- Task:
For the material that follows, list every line containing the word "spirit".

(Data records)
-- begin --

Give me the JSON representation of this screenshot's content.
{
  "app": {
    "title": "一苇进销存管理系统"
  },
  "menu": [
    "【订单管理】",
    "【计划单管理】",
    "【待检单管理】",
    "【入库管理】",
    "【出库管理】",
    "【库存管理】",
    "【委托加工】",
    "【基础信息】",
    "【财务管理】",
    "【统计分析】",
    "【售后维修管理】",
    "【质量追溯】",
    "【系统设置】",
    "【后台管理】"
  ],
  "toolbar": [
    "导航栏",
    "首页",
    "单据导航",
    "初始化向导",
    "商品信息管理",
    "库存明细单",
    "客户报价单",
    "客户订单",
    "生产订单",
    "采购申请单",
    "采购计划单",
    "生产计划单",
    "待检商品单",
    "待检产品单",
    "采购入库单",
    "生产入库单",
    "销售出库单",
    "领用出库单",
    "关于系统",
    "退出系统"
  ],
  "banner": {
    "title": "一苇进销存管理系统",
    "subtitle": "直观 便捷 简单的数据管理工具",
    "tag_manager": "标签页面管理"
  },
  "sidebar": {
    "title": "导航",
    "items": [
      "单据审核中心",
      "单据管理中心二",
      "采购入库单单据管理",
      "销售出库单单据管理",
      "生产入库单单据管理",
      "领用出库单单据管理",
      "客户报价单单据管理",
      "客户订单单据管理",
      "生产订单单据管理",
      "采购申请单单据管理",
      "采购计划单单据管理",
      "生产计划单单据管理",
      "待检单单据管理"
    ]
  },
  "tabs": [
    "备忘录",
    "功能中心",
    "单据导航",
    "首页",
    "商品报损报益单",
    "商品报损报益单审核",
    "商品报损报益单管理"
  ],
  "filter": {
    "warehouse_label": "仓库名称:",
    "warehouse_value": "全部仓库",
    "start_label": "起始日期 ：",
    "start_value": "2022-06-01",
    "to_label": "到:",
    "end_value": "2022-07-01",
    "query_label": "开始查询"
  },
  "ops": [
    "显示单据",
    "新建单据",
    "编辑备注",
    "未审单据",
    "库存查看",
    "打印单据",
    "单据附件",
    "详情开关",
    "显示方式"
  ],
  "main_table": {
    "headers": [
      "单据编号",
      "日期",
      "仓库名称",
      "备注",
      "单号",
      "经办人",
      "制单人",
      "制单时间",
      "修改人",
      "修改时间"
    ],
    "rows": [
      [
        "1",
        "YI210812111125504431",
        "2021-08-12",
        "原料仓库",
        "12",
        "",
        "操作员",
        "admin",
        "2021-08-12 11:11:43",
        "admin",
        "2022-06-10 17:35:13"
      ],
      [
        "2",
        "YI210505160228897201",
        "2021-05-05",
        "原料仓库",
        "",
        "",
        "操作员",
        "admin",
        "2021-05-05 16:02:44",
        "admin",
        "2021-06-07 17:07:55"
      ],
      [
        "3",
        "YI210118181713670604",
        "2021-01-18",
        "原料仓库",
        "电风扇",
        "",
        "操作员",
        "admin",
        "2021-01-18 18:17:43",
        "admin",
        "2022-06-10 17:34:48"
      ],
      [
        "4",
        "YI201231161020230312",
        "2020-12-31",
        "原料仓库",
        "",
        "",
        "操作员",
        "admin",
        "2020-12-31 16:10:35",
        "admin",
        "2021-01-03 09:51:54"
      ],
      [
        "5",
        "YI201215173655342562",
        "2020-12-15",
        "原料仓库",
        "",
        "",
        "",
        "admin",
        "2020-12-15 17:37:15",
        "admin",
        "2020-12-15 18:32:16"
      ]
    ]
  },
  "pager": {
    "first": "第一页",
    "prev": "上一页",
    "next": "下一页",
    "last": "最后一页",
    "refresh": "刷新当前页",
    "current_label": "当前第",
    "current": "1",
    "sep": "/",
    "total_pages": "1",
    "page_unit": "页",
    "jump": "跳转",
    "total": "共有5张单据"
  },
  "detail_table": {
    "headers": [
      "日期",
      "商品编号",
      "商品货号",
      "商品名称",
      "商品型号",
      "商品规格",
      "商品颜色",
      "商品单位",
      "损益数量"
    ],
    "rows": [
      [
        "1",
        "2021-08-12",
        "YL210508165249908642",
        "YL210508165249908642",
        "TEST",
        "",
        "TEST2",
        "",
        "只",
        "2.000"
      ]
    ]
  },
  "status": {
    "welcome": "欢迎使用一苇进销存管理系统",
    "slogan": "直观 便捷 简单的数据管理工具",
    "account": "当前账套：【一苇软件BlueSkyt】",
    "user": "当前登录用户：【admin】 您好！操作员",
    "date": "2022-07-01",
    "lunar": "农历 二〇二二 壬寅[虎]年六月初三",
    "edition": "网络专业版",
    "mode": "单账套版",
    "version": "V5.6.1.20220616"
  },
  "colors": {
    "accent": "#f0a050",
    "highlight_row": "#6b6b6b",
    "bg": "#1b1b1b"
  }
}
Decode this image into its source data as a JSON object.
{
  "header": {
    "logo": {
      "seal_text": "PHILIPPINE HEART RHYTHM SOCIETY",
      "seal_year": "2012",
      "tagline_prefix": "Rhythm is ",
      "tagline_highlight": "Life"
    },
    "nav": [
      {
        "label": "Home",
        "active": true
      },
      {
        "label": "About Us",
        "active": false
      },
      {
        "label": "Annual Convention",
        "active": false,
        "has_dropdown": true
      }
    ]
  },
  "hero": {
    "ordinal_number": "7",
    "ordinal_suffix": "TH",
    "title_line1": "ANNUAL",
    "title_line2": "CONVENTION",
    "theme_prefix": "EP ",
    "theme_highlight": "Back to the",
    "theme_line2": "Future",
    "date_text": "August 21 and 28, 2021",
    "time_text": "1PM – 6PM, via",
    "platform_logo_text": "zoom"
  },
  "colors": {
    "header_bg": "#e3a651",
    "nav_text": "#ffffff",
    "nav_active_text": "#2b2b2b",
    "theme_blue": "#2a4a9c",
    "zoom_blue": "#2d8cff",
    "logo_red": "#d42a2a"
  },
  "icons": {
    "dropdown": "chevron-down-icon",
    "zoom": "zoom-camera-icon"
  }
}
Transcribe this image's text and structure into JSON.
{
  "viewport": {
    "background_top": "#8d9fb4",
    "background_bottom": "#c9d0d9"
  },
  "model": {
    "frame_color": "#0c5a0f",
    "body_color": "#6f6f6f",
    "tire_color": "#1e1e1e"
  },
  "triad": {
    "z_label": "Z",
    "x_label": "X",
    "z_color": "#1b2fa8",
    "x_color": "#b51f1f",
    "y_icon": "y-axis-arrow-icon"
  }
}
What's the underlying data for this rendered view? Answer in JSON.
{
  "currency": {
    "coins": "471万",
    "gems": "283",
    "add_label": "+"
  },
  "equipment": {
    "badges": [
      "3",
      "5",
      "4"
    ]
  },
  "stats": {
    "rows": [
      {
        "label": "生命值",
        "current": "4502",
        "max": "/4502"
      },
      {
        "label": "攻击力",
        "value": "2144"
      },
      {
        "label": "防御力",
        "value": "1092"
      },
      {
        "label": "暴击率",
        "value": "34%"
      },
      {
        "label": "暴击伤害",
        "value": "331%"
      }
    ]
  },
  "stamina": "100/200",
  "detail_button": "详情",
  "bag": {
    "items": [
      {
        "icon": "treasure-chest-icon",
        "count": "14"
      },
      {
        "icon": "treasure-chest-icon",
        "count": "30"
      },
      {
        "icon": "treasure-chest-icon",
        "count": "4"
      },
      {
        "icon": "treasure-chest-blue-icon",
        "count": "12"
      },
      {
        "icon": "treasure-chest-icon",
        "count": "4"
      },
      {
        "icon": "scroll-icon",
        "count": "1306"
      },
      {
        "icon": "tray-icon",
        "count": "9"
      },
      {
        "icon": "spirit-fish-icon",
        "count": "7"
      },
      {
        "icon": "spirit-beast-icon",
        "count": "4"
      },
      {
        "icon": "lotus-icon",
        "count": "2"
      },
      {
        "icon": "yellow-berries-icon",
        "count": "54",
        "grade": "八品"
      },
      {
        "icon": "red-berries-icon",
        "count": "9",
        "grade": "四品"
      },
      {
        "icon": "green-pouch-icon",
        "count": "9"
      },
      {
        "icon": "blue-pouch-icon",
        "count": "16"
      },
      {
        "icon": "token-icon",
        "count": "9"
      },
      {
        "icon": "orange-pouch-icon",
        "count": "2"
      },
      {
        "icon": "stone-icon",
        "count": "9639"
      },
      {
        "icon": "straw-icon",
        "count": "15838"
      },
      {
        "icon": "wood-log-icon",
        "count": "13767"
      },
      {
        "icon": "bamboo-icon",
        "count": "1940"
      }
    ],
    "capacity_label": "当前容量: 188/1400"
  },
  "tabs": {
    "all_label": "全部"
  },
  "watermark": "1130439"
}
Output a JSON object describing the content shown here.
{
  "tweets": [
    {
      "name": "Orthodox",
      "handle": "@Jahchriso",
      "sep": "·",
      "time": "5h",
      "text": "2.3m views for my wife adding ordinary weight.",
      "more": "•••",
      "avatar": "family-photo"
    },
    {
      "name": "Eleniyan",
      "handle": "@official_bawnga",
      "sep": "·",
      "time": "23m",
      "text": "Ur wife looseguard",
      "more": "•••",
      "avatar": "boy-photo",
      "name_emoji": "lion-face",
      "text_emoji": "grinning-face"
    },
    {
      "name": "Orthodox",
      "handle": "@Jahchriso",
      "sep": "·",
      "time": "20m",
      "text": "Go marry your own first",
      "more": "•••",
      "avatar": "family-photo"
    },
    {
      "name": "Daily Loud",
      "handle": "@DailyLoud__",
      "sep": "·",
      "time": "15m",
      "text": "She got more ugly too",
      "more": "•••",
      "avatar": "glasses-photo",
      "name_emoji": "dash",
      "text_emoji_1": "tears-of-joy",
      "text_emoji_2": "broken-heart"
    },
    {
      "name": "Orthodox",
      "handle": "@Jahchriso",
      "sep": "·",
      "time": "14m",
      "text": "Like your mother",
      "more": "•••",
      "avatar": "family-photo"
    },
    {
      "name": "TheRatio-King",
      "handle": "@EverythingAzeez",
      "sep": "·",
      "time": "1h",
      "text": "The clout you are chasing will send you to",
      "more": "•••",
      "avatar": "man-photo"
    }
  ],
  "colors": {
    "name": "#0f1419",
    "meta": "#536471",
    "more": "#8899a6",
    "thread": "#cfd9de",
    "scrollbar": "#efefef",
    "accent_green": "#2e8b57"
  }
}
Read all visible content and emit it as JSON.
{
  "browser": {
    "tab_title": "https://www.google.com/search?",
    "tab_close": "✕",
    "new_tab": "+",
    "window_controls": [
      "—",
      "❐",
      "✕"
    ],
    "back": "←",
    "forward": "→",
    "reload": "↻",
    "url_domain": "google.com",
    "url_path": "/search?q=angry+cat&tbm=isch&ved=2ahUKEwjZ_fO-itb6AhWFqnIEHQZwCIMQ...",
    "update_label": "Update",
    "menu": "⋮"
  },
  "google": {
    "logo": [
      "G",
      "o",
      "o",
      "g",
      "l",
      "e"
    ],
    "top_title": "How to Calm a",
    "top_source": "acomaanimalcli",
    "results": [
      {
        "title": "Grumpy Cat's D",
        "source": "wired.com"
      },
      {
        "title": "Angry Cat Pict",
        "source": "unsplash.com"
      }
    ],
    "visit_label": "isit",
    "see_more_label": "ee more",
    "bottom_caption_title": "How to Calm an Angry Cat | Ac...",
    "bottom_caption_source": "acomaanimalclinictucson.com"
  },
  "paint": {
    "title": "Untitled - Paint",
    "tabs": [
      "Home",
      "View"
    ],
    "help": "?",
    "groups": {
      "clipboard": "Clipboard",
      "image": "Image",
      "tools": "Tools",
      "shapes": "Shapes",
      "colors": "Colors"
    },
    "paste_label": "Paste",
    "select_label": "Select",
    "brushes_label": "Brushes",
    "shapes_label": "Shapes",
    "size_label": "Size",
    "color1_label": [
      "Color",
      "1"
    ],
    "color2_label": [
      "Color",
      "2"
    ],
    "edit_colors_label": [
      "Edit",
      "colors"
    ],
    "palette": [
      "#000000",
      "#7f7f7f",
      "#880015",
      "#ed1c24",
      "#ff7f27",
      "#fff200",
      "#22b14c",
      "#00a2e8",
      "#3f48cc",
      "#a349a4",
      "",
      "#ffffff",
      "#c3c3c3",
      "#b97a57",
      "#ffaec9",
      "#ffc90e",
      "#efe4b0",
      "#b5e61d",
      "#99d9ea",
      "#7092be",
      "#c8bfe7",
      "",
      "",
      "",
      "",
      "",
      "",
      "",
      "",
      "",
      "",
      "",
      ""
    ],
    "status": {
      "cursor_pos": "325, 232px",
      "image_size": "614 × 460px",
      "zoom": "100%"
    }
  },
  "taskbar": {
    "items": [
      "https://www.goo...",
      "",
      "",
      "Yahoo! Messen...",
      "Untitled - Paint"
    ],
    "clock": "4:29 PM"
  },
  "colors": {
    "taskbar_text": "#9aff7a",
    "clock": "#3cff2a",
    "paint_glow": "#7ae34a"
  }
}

-- end --

- Result of this task:
        "icon": "spirit-fish-icon",
        "icon": "spirit-beast-icon",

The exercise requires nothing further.